## Dataset:
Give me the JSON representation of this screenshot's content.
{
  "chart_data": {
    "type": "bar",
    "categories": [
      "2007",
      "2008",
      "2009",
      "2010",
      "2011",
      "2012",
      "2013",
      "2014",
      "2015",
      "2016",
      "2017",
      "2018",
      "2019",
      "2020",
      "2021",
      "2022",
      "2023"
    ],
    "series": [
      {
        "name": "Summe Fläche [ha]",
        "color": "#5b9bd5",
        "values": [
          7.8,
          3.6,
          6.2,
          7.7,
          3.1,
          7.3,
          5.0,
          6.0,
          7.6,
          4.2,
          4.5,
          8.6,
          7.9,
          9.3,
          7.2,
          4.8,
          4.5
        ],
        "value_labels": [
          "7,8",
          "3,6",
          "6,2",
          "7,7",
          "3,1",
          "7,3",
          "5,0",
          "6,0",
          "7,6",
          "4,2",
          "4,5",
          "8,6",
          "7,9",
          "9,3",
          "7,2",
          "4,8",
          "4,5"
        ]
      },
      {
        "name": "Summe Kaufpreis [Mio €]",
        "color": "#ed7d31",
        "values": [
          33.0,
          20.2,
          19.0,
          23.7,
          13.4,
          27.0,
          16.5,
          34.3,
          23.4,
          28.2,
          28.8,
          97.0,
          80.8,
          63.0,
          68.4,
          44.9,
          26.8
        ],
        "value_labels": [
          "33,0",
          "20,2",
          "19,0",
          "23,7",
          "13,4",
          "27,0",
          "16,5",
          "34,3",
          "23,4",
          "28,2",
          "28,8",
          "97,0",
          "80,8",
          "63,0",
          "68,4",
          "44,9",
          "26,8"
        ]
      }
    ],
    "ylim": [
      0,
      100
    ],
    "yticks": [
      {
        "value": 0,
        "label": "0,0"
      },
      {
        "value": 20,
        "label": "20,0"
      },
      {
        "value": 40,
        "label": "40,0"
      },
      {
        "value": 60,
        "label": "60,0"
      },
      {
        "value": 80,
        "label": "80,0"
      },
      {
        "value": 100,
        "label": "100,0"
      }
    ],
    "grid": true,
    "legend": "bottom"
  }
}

## Directions for this task:
Return all of the entries exactly as they were supplied.

## Exercise response:
Give me the JSON representation of this screenshot's content.
{
  "chart_data": {
    "type": "bar",
    "categories": [
      "2007",
      "2008",
      "2009",
      "2010",
      "2011",
      "2012",
      "2013",
      "2014",
      "2015",
      "2016",
      "2017",
      "2018",
      "2019",
      "2020",
      "2021",
      "2022",
      "2023"
    ],
    "series": [
      {
        "name": "Summe Fläche [ha]",
        "color": "#5b9bd5",
        "values": [
          7.8,
          3.6,
          6.2,
          7.7,
          3.1,
          7.3,
          5.0,
          6.0,
          7.6,
          4.2,
          4.5,
          8.6,
          7.9,
          9.3,
          7.2,
          4.8,
          4.5
        ],
        "value_labels": [
          "7,8",
          "3,6",
          "6,2",
          "7,7",
          "3,1",
          "7,3",
          "5,0",
          "6,0",
          "7,6",
          "4,2",
          "4,5",
          "8,6",
          "7,9",
          "9,3",
          "7,2",
          "4,8",
          "4,5"
        ]
      },
      {
        "name": "Summe Kaufpreis [Mio €]",
        "color": "#ed7d31",
        "values": [
          33.0,
          20.2,
          19.0,
          23.7,
          13.4,
          27.0,
          16.5,
          34.3,
          23.4,
          28.2,
          28.8,
          97.0,
          80.8,
          63.0,
          68.4,
          44.9,
          26.8
        ],
        "value_labels": [
          "33,0",
          "20,2",
          "19,0",
          "23,7",
          "13,4",
          "27,0",
          "16,5",
          "34,3",
          "23,4",
          "28,2",
          "28,8",
          "97,0",
          "80,8",
          "63,0",
          "68,4",
          "44,9",
          "26,8"
        ]
      }
    ],
    "ylim": [
      0,
      100
    ],
    "yticks": [
      {
        "value": 0,
        "label": "0,0"
      },
      {
        "value": 20,
        "label": "20,0"
      },
      {
        "value": 40,
        "label": "40,0"
      },
      {
        "value": 60,
        "label": "60,0"
      },
      {
        "value": 80,
        "label": "80,0"
      },
      {
        "value": 100,
        "label": "100,0"
      }
    ],
    "grid": true,
    "legend": "bottom"
  }
}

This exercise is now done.